**WHAT YOU NEED TO DO**
Reproduce the records below verbatim, omitting the pictures from the output.

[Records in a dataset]
#####

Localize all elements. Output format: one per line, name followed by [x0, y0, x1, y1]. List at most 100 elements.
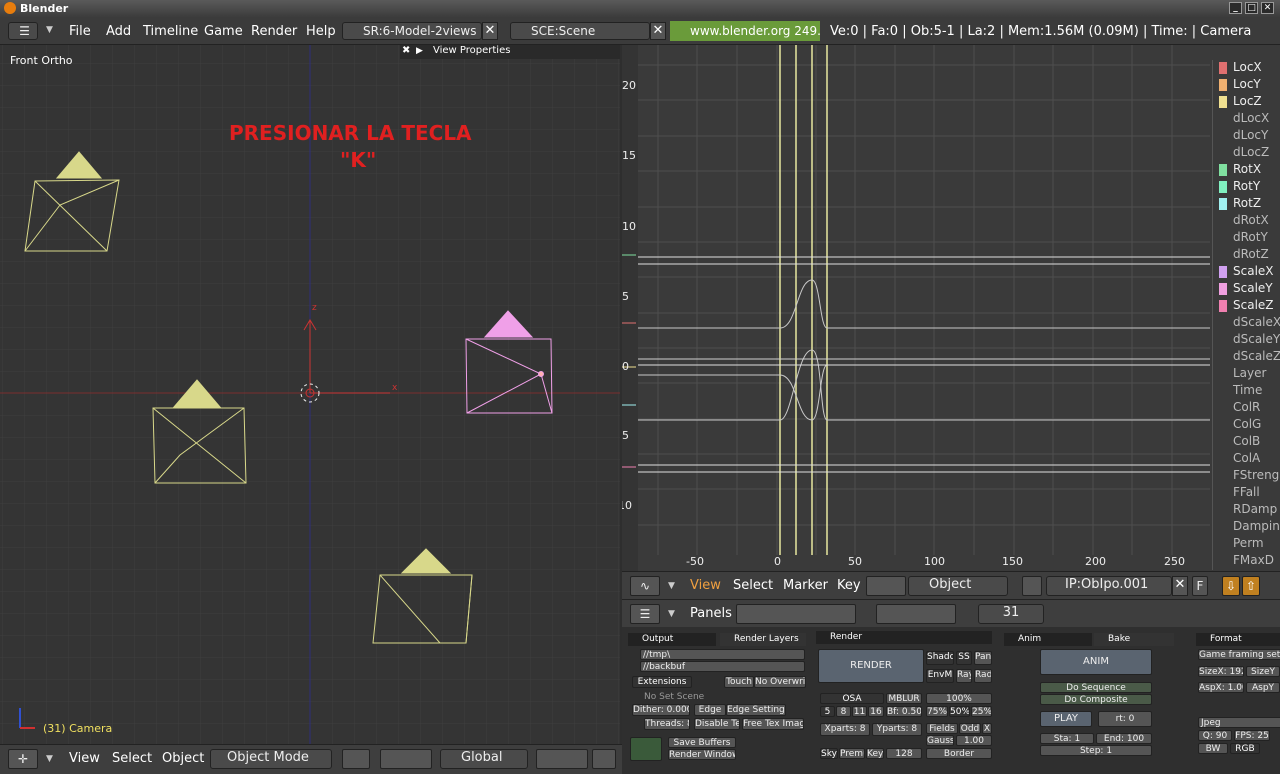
filter-size-field[interactable]: 1.00: [956, 735, 992, 746]
menu-object[interactable]: Object: [162, 751, 204, 766]
ipo-channel-colr[interactable]: ColR: [1219, 400, 1260, 414]
render-button[interactable]: RENDER: [818, 649, 924, 683]
touch-toggle[interactable]: Touch: [724, 676, 754, 688]
sky-toggle[interactable]: Sky: [820, 748, 838, 759]
current-frame-field[interactable]: 31: [978, 604, 1044, 624]
ipo-channel-dlocz[interactable]: dLocZ: [1219, 145, 1269, 159]
ipo-channel-time[interactable]: Time: [1219, 383, 1262, 397]
menu-add[interactable]: Add: [106, 24, 131, 39]
no-set-scene-label[interactable]: No Set Scene: [644, 692, 704, 702]
menu-help[interactable]: Help: [306, 24, 336, 39]
format-panel-tab[interactable]: Format: [1196, 633, 1280, 646]
menu-view[interactable]: View: [690, 578, 721, 593]
copy-keys-icon[interactable]: ⇩: [1222, 576, 1240, 596]
layer-buttons[interactable]: [536, 749, 588, 769]
ipo-channel-dscaley[interactable]: dScaleY: [1219, 332, 1280, 346]
filter-select[interactable]: Gauss: [926, 735, 954, 746]
osa-5-button[interactable]: 5: [820, 706, 835, 717]
ipo-channel-locx[interactable]: LocX: [1219, 60, 1262, 74]
editor-type-icon[interactable]: ☰: [630, 604, 660, 624]
envmap-toggle[interactable]: EnvM: [926, 669, 954, 683]
view-toggle-icon[interactable]: [866, 576, 906, 596]
chevron-down-icon[interactable]: ▼: [46, 25, 53, 35]
edge-settings-button[interactable]: Edge Settings: [726, 704, 786, 716]
osa-11-button[interactable]: 11: [852, 706, 867, 717]
orientation-select[interactable]: Global: [440, 749, 528, 769]
chevron-down-icon[interactable]: ▼: [668, 609, 675, 619]
key-toggle[interactable]: Key: [866, 748, 884, 759]
size-x-field[interactable]: SizeX: 1920: [1198, 666, 1244, 677]
osa-toggle[interactable]: OSA: [820, 693, 884, 704]
menu-marker[interactable]: Marker: [783, 578, 828, 593]
menu-timeline[interactable]: Timeline: [143, 24, 198, 39]
blender-url-link[interactable]: www.blender.org 249.2: [670, 21, 820, 41]
ipo-channel-locy[interactable]: LocY: [1219, 77, 1261, 91]
minimize-button[interactable]: _: [1229, 2, 1242, 14]
osa-16-button[interactable]: 16: [868, 706, 884, 717]
menu-panels[interactable]: Panels: [690, 606, 732, 621]
ray-toggle[interactable]: Ray: [956, 669, 972, 683]
blur-factor-field[interactable]: Bf: 0.50: [886, 706, 922, 717]
radio-toggle[interactable]: Radi: [974, 669, 992, 683]
menu-file[interactable]: File: [69, 24, 91, 39]
paste-keys-icon[interactable]: ⇧: [1242, 576, 1260, 596]
output-path-field[interactable]: //tmp\: [640, 649, 805, 660]
3d-viewport[interactable]: Front Ortho ✖ ▶ View Properties PRESIONA…: [0, 45, 620, 744]
backbuf-path-field[interactable]: //backbuf: [640, 661, 805, 672]
ipo-channel-fstreng[interactable]: FStreng: [1219, 468, 1279, 482]
quality-field[interactable]: Q: 90: [1198, 730, 1232, 741]
rgb-toggle[interactable]: RGB: [1230, 743, 1260, 754]
screen-delete-button[interactable]: ✕: [482, 22, 498, 40]
anim-button[interactable]: ANIM: [1040, 649, 1152, 675]
ipo-channel-scalez[interactable]: ScaleZ: [1219, 298, 1274, 312]
ipo-channel-ffall[interactable]: FFall: [1219, 485, 1260, 499]
ipo-channel-scalex[interactable]: ScaleX: [1219, 264, 1274, 278]
ipo-channel-scaley[interactable]: ScaleY: [1219, 281, 1273, 295]
do-sequence-toggle[interactable]: Do Sequence: [1040, 682, 1152, 693]
threads-field[interactable]: Threads: 8: [644, 718, 690, 730]
ipo-channel-dlocx[interactable]: dLocX: [1219, 111, 1269, 125]
ipo-block-select[interactable]: IP:ObIpo.001: [1046, 576, 1172, 596]
ipo-channel-damping[interactable]: Damping: [1219, 519, 1280, 533]
menu-select[interactable]: Select: [733, 578, 773, 593]
output-panel-tab[interactable]: Output: [628, 633, 716, 646]
percent-50-button[interactable]: 50%: [949, 706, 970, 717]
pano-toggle[interactable]: Pan: [974, 651, 992, 665]
end-frame-field[interactable]: End: 100: [1096, 733, 1152, 744]
step-field[interactable]: Step: 1: [1040, 745, 1152, 756]
dither-field[interactable]: Dither: 0.000: [632, 704, 690, 716]
subcontext-buttons[interactable]: [876, 604, 956, 624]
close-icon[interactable]: ✖: [402, 45, 410, 56]
bw-toggle[interactable]: BW: [1198, 743, 1228, 754]
ipo-block-delete-button[interactable]: ✕: [1172, 576, 1188, 596]
ipo-channel-dscalez[interactable]: dScaleZ: [1219, 349, 1280, 363]
game-framing-button[interactable]: Game framing settings: [1198, 649, 1280, 660]
x-toggle[interactable]: X: [982, 723, 992, 734]
odd-toggle[interactable]: Odd: [959, 723, 981, 734]
chevron-down-icon[interactable]: ▼: [668, 581, 675, 591]
ipo-curve-editor[interactable]: 20 15 10 5 0 -5 -10 -50 0 50 100 150 200…: [622, 45, 1280, 571]
file-format-select[interactable]: Jpeg: [1198, 717, 1280, 728]
screen-select[interactable]: SR:6-Model-2views: [342, 22, 482, 40]
ipo-type-select[interactable]: Object: [908, 576, 1008, 596]
premul-toggle[interactable]: Premul: [839, 748, 865, 759]
ipo-channel-colb[interactable]: ColB: [1219, 434, 1260, 448]
ipo-channel-colg[interactable]: ColG: [1219, 417, 1261, 431]
start-frame-field[interactable]: Sta: 1: [1040, 733, 1094, 744]
save-buffers-toggle[interactable]: Save Buffers: [668, 737, 736, 748]
pin-icon[interactable]: [1022, 576, 1042, 596]
sss-toggle[interactable]: SS: [956, 651, 972, 665]
percent-100-button[interactable]: 100%: [926, 693, 992, 704]
maximize-button[interactable]: □: [1245, 2, 1258, 14]
fake-user-button[interactable]: F: [1192, 576, 1208, 596]
view-properties-title[interactable]: View Properties: [433, 45, 510, 56]
fields-toggle[interactable]: Fields: [926, 723, 958, 734]
ipo-channel-dlocy[interactable]: dLocY: [1219, 128, 1268, 142]
aspect-x-field[interactable]: AspX: 1.00: [1198, 682, 1244, 693]
menu-key[interactable]: Key: [837, 578, 861, 593]
ipo-channel-drotx[interactable]: dRotX: [1219, 213, 1269, 227]
menu-view[interactable]: View: [69, 751, 100, 766]
rt-field[interactable]: rt: 0: [1098, 711, 1152, 727]
percent-75-button[interactable]: 75%: [926, 706, 948, 717]
free-tex-image-toggle[interactable]: Free Tex Image: [742, 718, 804, 730]
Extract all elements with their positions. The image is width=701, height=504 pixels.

#####

**IN RESPONSE**
Localize all elements. Output format: one per line, name followed by [x0, y0, x1, y1]. List at most 100 elements.
filter-size-field[interactable]: 1.00: [956, 735, 992, 746]
menu-object[interactable]: Object: [162, 751, 204, 766]
ipo-channel-colr[interactable]: ColR: [1219, 400, 1260, 414]
render-button[interactable]: RENDER: [818, 649, 924, 683]
touch-toggle[interactable]: Touch: [724, 676, 754, 688]
sky-toggle[interactable]: Sky: [820, 748, 838, 759]
current-frame-field[interactable]: 31: [978, 604, 1044, 624]
ipo-channel-dlocz[interactable]: dLocZ: [1219, 145, 1269, 159]
ipo-channel-time[interactable]: Time: [1219, 383, 1262, 397]
menu-add[interactable]: Add: [106, 24, 131, 39]
no-set-scene-label[interactable]: No Set Scene: [644, 692, 704, 702]
menu-help[interactable]: Help: [306, 24, 336, 39]
format-panel-tab[interactable]: Format: [1196, 633, 1280, 646]
menu-view[interactable]: View: [690, 578, 721, 593]
copy-keys-icon[interactable]: ⇩: [1222, 576, 1240, 596]
layer-buttons[interactable]: [536, 749, 588, 769]
ipo-channel-dscaley[interactable]: dScaleY: [1219, 332, 1280, 346]
filter-select[interactable]: Gauss: [926, 735, 954, 746]
osa-5-button[interactable]: 5: [820, 706, 835, 717]
ipo-channel-locx[interactable]: LocX: [1219, 60, 1262, 74]
editor-type-icon[interactable]: ☰: [630, 604, 660, 624]
envmap-toggle[interactable]: EnvM: [926, 669, 954, 683]
view-toggle-icon[interactable]: [866, 576, 906, 596]
chevron-down-icon[interactable]: ▼: [46, 25, 53, 35]
edge-settings-button[interactable]: Edge Settings: [726, 704, 786, 716]
osa-11-button[interactable]: 11: [852, 706, 867, 717]
orientation-select[interactable]: Global: [440, 749, 528, 769]
chevron-down-icon[interactable]: ▼: [668, 609, 675, 619]
key-toggle[interactable]: Key: [866, 748, 884, 759]
size-x-field[interactable]: SizeX: 1920: [1198, 666, 1244, 677]
osa-toggle[interactable]: OSA: [820, 693, 884, 704]
menu-marker[interactable]: Marker: [783, 578, 828, 593]
menu-timeline[interactable]: Timeline: [143, 24, 198, 39]
blender-url-link[interactable]: www.blender.org 249.2: [670, 21, 820, 41]
ipo-channel-locy[interactable]: LocY: [1219, 77, 1261, 91]
minimize-button[interactable]: _: [1229, 2, 1242, 14]
osa-16-button[interactable]: 16: [868, 706, 884, 717]
menu-panels[interactable]: Panels: [690, 606, 732, 621]
ray-toggle[interactable]: Ray: [956, 669, 972, 683]
blur-factor-field[interactable]: Bf: 0.50: [886, 706, 922, 717]
radio-toggle[interactable]: Radi: [974, 669, 992, 683]
menu-file[interactable]: File: [69, 24, 91, 39]
paste-keys-icon[interactable]: ⇧: [1242, 576, 1260, 596]
output-path-field[interactable]: //tmp\: [640, 649, 805, 660]
3d-viewport[interactable]: Front Ortho ✖ ▶ View Properties PRESIONA…: [0, 45, 620, 744]
backbuf-path-field[interactable]: //backbuf: [640, 661, 805, 672]
ipo-channel-fstreng[interactable]: FStreng: [1219, 468, 1279, 482]
quality-field[interactable]: Q: 90: [1198, 730, 1232, 741]
rgb-toggle[interactable]: RGB: [1230, 743, 1260, 754]
screen-delete-button[interactable]: ✕: [482, 22, 498, 40]
anim-button[interactable]: ANIM: [1040, 649, 1152, 675]
ipo-channel-scalez[interactable]: ScaleZ: [1219, 298, 1274, 312]
ipo-channel-ffall[interactable]: FFall: [1219, 485, 1260, 499]
ipo-channel-scalex[interactable]: ScaleX: [1219, 264, 1274, 278]
ipo-channel-scaley[interactable]: ScaleY: [1219, 281, 1273, 295]
do-sequence-toggle[interactable]: Do Sequence: [1040, 682, 1152, 693]
threads-field[interactable]: Threads: 8: [644, 718, 690, 730]
ipo-channel-dlocx[interactable]: dLocX: [1219, 111, 1269, 125]
ipo-block-select[interactable]: IP:ObIpo.001: [1046, 576, 1172, 596]
ipo-channel-damping[interactable]: Damping: [1219, 519, 1280, 533]
menu-select[interactable]: Select: [733, 578, 773, 593]
output-panel-tab[interactable]: Output: [628, 633, 716, 646]
percent-50-button[interactable]: 50%: [949, 706, 970, 717]
pano-toggle[interactable]: Pan: [974, 651, 992, 665]
end-frame-field[interactable]: End: 100: [1096, 733, 1152, 744]
step-field[interactable]: Step: 1: [1040, 745, 1152, 756]
dither-field[interactable]: Dither: 0.000: [632, 704, 690, 716]
subcontext-buttons[interactable]: [876, 604, 956, 624]
close-icon[interactable]: ✖: [402, 45, 410, 56]
bw-toggle[interactable]: BW: [1198, 743, 1228, 754]
ipo-block-delete-button[interactable]: ✕: [1172, 576, 1188, 596]
ipo-channel-dscalez[interactable]: dScaleZ: [1219, 349, 1280, 363]
game-framing-button[interactable]: Game framing settings: [1198, 649, 1280, 660]
x-toggle[interactable]: X: [982, 723, 992, 734]
odd-toggle[interactable]: Odd: [959, 723, 981, 734]
chevron-down-icon[interactable]: ▼: [668, 581, 675, 591]
ipo-curve-editor[interactable]: 20 15 10 5 0 -5 -10 -50 0 50 100 150 200…: [622, 45, 1280, 571]
file-format-select[interactable]: Jpeg: [1198, 717, 1280, 728]
screen-select[interactable]: SR:6-Model-2views: [342, 22, 482, 40]
ipo-type-select[interactable]: Object: [908, 576, 1008, 596]
premul-toggle[interactable]: Premul: [839, 748, 865, 759]
ipo-channel-colb[interactable]: ColB: [1219, 434, 1260, 448]
ipo-channel-colg[interactable]: ColG: [1219, 417, 1261, 431]
start-frame-field[interactable]: Sta: 1: [1040, 733, 1094, 744]
save-buffers-toggle[interactable]: Save Buffers: [668, 737, 736, 748]
pin-icon[interactable]: [1022, 576, 1042, 596]
sss-toggle[interactable]: SS: [956, 651, 972, 665]
percent-100-button[interactable]: 100%: [926, 693, 992, 704]
maximize-button[interactable]: □: [1245, 2, 1258, 14]
fake-user-button[interactable]: F: [1192, 576, 1208, 596]
view-properties-title[interactable]: View Properties: [433, 45, 510, 56]
fields-toggle[interactable]: Fields: [926, 723, 958, 734]
ipo-channel-dlocy[interactable]: dLocY: [1219, 128, 1268, 142]
aspect-x-field[interactable]: AspX: 1.00: [1198, 682, 1244, 693]
menu-key[interactable]: Key: [837, 578, 861, 593]
ipo-channel-drotx[interactable]: dRotX: [1219, 213, 1269, 227]
menu-view[interactable]: View: [69, 751, 100, 766]
rt-field[interactable]: rt: 0: [1098, 711, 1152, 727]
percent-75-button[interactable]: 75%: [926, 706, 948, 717]
free-tex-image-toggle[interactable]: Free Tex Image: [742, 718, 804, 730]
Extract all elements with their positions. The image is width=701, height=504 pixels.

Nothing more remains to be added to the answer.